→ Source excerpt:
-*-*-

This interview has been (very lightly) edited for concision and clarity.
‘The Warriors’ original movie poster
Why does “The Warriors” still resonate with people? One, it’s a good story. It’s different. It’s not like your usual movie. At the same time, it’s a very approachable, comprehensible story. It’s about the most fundamental of human values that led us out of the caves, which are physical courage, loyalty, questions about who we are, and codes of conduct about how we behave with one another — all of which go unstated in the movie.
The gangs in the movie aren’t bad, per se. It was one of the first gang movies that accepted the institution of gangs not as a hostile, antisocial force, but basically, as a defensive measure by people who had very little in life for their territory, their turf.
You told The Daily Beast you think the movie is “halfway a musical.” Will you elaborate on that? I think what I was struggling to say was that it could be a musical, but I don’t know what the hell I was saying.
It’s funny you say it could be a musical because I’m sure you’re aware that Lin-Manuel Miranda is turning the book into a musical. Are you involved in the Broadway adaptation? I’ve heard about it. I’ve heard the rumors, and he’s a great man. But I don’t know anything about it.

-*-*-

→ Dataset content:

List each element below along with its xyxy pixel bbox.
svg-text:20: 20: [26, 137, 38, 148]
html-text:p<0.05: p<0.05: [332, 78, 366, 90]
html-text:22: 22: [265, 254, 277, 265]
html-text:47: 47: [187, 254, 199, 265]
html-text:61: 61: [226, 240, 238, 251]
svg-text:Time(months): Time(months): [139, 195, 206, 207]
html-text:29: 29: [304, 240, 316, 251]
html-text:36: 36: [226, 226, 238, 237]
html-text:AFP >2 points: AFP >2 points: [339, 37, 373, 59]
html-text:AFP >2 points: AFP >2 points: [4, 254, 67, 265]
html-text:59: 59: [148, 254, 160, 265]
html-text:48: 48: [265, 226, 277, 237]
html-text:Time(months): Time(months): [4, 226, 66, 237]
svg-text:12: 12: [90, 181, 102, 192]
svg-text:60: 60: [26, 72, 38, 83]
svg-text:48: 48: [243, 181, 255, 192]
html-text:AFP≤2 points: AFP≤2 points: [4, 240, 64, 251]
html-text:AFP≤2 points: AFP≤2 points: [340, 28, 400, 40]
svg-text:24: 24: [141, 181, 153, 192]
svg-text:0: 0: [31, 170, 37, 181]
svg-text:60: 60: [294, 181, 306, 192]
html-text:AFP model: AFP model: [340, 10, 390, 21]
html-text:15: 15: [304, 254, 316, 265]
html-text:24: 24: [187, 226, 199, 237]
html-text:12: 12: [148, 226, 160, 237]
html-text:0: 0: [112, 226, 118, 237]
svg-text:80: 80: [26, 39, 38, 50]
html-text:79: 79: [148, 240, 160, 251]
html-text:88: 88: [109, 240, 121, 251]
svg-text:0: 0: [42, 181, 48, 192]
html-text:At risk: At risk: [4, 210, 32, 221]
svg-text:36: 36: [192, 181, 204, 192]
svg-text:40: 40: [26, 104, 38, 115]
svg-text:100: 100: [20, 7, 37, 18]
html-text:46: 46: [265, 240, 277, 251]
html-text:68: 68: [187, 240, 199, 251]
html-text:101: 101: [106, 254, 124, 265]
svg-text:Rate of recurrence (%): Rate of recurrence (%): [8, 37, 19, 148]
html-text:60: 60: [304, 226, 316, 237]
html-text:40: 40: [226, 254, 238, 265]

-*-*-

→ Instruction 1: According to the interview excerpt about "The Warriors," what are the fundamental human values that the story is about? List each one.
→ Instruction 2: Reproduce everything in the interview excerpt about "The Warriors" from "The gangs in" down to "anything about it.".
Answer using only the interview excerpt.

→ Solution 1:
- physical courage
- loyalty
- questions about who we are
- codes of conduct about how we behave with one another

→ Solution 2:
The gangs in the movie aren’t bad, per se. It was one of the first gang movies that accepted the institution of gangs not as a hostile, antisocial force, but basically, as a defensive measure by people who had very little in life for their territory, their turf.
You told The Daily Beast you think the movie is “halfway a musical.” Will you elaborate on that? I think what I was struggling to say was that it could be a musical, but I don’t know what the hell I was saying.
It’s funny you say it could be a musical because I’m sure you’re aware that Lin-Manuel Miranda is turning the book into a musical. Are you involved in the Broadway adaptation? I’ve heard about it. I’ve heard the rumors, and he’s a great man. But I don’t know anything about it.